How many lines of the records below contain the word "Mitten"? Answer with the number alone.

--- DATA FOR PROCESSING ---

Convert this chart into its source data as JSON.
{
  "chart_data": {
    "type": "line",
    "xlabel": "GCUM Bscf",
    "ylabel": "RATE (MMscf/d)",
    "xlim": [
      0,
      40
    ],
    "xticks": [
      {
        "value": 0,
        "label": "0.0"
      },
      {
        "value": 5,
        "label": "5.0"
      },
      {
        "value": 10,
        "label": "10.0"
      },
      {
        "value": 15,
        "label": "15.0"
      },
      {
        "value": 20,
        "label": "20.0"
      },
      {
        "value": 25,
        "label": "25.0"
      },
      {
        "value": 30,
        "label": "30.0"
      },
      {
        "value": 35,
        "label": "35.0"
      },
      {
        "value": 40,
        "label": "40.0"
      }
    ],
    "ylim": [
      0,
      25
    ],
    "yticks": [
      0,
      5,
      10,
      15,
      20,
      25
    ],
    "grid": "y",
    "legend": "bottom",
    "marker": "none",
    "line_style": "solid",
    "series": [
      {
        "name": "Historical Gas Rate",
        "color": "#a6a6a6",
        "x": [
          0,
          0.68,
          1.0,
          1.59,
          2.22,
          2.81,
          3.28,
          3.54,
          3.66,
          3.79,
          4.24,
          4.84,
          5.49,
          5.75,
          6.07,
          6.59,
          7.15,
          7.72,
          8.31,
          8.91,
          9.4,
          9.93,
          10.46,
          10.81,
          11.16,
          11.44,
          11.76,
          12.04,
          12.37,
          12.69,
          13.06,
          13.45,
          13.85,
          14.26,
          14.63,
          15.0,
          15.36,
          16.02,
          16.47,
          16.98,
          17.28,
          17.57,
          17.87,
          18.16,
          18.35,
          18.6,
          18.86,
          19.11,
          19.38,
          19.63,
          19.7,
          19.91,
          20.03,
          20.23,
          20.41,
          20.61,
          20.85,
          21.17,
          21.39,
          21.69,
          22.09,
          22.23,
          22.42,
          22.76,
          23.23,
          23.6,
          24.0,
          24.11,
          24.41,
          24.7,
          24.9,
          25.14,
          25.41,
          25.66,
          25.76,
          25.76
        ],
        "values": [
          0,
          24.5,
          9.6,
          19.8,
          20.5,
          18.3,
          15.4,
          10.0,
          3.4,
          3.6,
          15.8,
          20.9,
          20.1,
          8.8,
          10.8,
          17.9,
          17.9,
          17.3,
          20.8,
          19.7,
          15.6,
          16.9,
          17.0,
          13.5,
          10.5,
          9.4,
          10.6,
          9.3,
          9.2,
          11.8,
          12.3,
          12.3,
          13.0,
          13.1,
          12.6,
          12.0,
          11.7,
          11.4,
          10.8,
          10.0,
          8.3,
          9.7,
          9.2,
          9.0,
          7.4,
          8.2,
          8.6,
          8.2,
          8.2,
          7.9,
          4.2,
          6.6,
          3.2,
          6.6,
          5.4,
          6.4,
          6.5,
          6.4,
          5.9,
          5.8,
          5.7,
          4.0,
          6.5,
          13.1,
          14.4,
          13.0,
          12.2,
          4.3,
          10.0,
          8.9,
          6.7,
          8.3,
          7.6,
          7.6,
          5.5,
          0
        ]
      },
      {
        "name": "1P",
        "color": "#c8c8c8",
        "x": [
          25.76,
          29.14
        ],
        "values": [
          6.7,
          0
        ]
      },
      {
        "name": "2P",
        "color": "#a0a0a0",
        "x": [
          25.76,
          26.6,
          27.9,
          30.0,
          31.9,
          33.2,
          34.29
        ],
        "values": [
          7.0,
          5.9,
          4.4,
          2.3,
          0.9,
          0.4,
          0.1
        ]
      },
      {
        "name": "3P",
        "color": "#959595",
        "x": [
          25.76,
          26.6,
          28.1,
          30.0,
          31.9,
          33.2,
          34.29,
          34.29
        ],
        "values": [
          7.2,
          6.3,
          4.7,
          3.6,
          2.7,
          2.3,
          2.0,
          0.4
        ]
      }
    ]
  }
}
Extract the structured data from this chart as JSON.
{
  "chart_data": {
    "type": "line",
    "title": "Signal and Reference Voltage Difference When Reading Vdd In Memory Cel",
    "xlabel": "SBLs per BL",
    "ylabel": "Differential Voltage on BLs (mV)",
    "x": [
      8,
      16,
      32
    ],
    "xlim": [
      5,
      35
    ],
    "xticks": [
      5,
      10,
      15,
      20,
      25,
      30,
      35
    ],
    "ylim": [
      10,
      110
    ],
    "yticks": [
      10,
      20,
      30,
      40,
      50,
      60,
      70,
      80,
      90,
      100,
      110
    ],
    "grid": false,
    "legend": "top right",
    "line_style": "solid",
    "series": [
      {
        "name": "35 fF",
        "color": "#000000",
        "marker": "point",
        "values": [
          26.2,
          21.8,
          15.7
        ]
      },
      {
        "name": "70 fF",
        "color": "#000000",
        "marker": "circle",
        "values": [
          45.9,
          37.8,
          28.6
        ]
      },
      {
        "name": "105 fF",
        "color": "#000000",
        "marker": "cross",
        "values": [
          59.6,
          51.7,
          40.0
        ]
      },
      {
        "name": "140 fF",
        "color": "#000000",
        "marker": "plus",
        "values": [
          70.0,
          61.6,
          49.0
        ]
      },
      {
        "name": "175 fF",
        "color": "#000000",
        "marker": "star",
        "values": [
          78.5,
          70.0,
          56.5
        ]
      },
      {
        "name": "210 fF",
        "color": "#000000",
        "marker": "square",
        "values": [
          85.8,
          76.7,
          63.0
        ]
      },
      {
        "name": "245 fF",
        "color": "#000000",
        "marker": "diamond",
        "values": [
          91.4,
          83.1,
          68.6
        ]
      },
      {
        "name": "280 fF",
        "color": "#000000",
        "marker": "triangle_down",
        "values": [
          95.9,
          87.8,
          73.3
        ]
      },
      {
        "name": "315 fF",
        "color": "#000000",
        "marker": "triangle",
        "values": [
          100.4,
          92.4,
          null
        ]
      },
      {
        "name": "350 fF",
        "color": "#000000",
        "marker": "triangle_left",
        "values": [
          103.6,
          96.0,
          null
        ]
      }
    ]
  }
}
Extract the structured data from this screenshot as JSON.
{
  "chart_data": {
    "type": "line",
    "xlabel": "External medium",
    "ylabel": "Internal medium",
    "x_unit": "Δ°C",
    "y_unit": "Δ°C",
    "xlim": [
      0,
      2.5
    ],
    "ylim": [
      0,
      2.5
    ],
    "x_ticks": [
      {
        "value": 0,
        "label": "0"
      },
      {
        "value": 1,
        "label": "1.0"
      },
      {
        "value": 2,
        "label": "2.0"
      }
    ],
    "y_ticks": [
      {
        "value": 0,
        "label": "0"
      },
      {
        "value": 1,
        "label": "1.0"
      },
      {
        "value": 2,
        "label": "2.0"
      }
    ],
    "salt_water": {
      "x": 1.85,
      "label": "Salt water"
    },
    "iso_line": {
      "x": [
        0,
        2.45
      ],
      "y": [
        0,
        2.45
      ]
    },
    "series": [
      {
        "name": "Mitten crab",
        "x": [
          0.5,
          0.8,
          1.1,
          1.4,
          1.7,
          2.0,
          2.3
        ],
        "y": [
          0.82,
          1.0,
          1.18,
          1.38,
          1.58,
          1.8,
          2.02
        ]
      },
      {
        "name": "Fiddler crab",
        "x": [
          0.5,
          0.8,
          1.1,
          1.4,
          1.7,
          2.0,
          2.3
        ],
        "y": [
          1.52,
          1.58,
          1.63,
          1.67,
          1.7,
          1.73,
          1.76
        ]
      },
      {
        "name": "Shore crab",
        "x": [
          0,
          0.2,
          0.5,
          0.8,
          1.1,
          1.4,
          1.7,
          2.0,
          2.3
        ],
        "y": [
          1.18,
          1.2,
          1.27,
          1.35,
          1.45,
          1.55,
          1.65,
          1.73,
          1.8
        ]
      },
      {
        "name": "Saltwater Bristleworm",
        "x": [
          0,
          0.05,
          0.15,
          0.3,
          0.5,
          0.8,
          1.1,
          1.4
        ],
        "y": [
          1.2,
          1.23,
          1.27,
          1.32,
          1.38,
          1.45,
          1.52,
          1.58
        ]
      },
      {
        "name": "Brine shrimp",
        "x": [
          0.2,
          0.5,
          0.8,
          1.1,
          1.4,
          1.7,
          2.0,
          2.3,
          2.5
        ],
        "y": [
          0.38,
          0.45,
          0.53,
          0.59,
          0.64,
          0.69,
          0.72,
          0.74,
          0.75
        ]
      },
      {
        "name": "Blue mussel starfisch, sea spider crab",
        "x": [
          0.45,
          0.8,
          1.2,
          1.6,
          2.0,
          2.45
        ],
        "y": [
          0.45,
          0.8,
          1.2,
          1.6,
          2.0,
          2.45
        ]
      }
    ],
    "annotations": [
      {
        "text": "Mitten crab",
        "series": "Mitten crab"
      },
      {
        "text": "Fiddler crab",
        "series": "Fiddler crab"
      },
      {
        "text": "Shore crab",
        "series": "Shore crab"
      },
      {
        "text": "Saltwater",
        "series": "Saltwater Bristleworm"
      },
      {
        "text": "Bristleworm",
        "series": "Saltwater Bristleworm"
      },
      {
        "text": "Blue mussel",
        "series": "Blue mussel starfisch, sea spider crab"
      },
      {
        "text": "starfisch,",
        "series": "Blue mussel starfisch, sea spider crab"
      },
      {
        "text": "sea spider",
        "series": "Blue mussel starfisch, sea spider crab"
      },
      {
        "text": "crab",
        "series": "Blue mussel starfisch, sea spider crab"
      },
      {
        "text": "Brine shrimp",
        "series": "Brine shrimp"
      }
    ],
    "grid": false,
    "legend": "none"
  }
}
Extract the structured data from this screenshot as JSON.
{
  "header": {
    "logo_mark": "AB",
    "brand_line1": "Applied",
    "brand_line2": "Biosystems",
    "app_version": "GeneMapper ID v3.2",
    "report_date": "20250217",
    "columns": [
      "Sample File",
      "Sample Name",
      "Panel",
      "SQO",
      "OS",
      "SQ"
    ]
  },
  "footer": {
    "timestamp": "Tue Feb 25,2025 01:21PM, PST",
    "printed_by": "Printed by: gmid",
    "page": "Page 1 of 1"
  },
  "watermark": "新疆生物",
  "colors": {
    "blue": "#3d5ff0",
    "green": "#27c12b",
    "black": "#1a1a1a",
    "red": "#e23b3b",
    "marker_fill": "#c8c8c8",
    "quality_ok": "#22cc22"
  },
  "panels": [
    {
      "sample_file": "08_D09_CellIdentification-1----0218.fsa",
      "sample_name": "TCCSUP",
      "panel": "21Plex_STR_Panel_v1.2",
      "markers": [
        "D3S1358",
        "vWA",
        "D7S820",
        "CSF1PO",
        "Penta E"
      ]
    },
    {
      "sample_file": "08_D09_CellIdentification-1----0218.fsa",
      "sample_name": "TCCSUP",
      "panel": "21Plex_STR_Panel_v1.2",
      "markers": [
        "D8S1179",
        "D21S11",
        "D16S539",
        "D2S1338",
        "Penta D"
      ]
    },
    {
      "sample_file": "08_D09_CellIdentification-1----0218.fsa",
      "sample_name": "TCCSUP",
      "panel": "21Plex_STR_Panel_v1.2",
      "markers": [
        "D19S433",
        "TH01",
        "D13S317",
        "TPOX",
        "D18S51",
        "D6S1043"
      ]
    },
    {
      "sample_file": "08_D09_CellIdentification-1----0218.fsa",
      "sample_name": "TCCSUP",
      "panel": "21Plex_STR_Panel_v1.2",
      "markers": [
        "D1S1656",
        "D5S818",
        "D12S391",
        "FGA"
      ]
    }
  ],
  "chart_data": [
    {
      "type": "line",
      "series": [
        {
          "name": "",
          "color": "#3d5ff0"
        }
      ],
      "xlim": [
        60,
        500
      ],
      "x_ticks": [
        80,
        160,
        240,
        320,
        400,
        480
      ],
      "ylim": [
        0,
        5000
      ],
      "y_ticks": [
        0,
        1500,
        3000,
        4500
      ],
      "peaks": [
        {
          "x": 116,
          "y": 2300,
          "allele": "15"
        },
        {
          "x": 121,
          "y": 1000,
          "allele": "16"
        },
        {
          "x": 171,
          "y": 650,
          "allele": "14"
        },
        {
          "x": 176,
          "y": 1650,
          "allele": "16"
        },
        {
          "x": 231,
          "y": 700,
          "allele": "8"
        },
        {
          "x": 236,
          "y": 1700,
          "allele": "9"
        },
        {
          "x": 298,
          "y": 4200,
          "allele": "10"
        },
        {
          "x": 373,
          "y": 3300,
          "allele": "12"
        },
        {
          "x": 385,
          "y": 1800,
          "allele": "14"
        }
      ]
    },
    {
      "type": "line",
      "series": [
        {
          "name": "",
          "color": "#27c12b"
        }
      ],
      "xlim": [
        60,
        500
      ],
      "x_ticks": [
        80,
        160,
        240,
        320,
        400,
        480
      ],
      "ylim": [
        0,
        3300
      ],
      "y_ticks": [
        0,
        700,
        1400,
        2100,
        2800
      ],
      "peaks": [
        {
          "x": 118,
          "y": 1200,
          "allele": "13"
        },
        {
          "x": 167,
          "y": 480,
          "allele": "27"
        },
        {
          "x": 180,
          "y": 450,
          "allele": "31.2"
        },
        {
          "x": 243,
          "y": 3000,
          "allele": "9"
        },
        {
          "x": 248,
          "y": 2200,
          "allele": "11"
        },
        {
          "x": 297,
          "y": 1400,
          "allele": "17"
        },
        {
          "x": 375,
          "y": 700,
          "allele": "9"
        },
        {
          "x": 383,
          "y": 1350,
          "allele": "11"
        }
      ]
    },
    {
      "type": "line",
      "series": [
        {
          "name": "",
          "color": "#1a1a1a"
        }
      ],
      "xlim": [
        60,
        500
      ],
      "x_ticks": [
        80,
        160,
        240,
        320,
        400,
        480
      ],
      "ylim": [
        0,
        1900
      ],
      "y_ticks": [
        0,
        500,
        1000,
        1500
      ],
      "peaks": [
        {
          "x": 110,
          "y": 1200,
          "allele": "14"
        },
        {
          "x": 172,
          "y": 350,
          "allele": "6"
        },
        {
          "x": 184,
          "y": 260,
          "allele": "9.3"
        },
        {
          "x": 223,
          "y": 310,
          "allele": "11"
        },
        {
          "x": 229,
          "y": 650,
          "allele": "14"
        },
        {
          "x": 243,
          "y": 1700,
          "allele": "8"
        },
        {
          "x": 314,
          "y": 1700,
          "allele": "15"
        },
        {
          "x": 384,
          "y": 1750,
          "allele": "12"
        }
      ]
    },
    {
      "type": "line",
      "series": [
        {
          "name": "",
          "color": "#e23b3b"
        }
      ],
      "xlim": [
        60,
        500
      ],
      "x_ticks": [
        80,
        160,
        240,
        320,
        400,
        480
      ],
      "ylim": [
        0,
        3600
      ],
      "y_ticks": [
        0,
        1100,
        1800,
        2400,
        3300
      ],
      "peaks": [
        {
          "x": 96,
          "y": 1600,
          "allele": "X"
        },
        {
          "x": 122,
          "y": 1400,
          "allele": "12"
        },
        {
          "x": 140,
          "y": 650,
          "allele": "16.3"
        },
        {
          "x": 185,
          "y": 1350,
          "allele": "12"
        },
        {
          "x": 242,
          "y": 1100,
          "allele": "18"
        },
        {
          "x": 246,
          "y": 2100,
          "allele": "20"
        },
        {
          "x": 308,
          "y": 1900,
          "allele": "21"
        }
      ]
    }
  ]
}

---

## [THE SOLUTION]
3